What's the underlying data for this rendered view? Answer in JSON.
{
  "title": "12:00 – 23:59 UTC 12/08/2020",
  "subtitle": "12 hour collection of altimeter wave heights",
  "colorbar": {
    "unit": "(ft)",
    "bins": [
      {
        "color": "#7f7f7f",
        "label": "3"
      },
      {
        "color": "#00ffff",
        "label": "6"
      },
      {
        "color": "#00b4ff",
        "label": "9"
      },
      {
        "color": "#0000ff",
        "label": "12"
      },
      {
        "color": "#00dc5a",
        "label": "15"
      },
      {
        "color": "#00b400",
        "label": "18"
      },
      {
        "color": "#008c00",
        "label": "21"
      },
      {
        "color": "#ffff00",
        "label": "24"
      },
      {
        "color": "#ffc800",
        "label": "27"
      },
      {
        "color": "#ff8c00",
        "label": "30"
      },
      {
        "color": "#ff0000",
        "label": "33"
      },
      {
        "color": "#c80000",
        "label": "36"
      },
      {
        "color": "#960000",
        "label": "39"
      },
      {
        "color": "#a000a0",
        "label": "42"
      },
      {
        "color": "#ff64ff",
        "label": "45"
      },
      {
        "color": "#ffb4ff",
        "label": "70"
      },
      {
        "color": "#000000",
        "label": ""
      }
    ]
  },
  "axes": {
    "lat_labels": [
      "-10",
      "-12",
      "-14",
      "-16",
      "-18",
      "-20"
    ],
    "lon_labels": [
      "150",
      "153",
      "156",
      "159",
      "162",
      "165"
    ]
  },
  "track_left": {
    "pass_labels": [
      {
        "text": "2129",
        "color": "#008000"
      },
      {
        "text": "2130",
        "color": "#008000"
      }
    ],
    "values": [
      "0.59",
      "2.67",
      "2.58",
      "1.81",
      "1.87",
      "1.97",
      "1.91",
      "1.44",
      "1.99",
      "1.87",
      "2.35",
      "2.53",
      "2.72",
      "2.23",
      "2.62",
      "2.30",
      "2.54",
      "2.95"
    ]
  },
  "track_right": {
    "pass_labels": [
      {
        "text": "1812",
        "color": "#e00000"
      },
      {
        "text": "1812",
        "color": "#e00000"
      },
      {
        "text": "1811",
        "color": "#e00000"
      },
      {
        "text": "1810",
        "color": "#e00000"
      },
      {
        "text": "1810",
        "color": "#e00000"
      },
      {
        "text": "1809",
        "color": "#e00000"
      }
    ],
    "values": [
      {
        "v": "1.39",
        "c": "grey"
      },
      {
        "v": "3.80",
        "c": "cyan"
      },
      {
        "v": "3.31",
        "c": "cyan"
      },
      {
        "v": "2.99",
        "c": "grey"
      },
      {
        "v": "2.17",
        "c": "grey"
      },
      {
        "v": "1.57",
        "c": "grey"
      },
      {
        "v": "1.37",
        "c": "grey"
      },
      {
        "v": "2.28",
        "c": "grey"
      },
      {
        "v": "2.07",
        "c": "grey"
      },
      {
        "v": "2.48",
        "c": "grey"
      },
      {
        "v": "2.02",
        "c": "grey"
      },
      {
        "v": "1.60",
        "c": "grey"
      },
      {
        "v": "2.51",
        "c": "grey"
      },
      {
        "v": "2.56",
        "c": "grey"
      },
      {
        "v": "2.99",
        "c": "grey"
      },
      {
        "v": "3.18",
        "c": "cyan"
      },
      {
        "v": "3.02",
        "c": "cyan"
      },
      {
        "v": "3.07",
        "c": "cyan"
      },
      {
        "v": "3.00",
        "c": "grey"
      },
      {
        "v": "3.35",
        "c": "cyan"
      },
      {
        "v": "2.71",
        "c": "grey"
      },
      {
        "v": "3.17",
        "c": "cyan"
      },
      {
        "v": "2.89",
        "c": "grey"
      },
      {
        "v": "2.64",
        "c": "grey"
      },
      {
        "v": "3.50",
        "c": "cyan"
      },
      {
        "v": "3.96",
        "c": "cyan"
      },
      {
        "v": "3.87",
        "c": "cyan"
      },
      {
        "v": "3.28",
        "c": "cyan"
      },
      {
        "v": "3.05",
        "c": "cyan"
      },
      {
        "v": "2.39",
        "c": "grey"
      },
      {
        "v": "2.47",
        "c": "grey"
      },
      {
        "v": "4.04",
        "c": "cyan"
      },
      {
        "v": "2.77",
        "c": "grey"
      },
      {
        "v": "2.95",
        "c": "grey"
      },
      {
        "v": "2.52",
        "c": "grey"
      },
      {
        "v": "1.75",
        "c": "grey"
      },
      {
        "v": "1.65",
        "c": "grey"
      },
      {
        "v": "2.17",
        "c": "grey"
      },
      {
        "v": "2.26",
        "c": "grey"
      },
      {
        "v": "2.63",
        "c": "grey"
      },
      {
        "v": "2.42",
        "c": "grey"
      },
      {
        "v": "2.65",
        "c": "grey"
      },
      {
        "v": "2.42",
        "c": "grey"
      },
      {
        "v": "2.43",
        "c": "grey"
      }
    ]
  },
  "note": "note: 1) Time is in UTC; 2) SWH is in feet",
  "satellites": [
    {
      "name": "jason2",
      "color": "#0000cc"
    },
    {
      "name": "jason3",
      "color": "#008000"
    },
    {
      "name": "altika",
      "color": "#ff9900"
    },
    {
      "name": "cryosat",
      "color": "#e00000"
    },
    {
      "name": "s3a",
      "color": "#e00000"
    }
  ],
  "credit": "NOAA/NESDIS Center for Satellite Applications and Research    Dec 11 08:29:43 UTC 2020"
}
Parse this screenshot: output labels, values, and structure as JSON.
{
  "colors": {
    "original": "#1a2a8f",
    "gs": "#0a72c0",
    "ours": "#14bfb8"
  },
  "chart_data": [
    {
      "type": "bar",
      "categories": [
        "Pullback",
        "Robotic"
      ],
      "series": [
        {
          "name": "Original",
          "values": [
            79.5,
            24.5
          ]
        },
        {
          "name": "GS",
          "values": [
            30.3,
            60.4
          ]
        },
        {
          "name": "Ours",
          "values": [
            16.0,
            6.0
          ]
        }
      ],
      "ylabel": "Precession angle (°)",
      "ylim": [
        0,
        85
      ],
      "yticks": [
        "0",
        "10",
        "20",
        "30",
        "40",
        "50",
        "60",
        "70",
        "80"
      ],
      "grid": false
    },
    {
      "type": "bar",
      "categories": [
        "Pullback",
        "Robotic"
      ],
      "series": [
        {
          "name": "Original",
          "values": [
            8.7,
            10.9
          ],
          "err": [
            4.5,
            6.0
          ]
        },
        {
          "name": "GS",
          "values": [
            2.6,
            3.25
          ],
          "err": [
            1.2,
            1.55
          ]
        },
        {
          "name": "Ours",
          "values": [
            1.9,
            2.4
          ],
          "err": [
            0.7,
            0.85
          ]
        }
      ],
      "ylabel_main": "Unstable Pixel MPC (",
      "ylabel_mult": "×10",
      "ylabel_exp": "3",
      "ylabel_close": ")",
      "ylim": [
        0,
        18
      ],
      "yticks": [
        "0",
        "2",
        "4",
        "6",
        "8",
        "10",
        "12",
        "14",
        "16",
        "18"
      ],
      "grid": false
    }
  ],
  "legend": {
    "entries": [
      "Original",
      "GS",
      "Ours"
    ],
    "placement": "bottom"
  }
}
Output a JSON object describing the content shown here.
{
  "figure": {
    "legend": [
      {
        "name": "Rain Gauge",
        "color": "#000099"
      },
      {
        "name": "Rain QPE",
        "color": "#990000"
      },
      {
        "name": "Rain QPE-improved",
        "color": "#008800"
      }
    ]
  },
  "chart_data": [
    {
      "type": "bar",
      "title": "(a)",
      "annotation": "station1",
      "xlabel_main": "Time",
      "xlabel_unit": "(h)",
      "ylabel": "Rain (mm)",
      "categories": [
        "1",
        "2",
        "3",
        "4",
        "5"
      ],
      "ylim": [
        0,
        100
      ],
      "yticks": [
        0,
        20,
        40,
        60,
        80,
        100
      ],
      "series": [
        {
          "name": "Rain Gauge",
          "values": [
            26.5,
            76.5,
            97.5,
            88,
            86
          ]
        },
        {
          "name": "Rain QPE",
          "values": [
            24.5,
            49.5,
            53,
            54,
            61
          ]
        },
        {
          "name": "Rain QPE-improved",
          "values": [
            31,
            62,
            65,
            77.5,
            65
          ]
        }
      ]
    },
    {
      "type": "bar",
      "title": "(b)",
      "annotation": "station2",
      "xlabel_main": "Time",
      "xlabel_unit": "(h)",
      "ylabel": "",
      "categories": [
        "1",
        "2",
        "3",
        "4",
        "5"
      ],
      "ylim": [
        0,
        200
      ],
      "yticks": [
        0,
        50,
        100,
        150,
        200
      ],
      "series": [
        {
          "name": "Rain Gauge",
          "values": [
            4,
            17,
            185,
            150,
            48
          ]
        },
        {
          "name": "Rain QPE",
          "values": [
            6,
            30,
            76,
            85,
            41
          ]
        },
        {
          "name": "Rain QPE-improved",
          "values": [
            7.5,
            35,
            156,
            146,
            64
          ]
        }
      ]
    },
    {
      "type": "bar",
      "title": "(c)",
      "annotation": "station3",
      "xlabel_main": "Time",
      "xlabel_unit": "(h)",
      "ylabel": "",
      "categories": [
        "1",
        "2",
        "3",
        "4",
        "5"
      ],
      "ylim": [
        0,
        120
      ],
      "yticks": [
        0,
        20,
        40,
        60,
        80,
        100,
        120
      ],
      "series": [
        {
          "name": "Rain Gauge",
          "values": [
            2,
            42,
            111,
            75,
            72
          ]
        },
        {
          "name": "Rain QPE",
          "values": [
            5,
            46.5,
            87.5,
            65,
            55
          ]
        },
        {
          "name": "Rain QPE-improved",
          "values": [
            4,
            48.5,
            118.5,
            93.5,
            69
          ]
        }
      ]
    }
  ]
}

****

**Directions for this task**: Check every line of the data above for the string "JSON", and copy those that have it.

**Response for this exercise**:
What's the underlying data for this rendered view? Answer in JSON.
Parse this screenshot: output labels, values, and structure as JSON.
Output a JSON object describing the content shown here.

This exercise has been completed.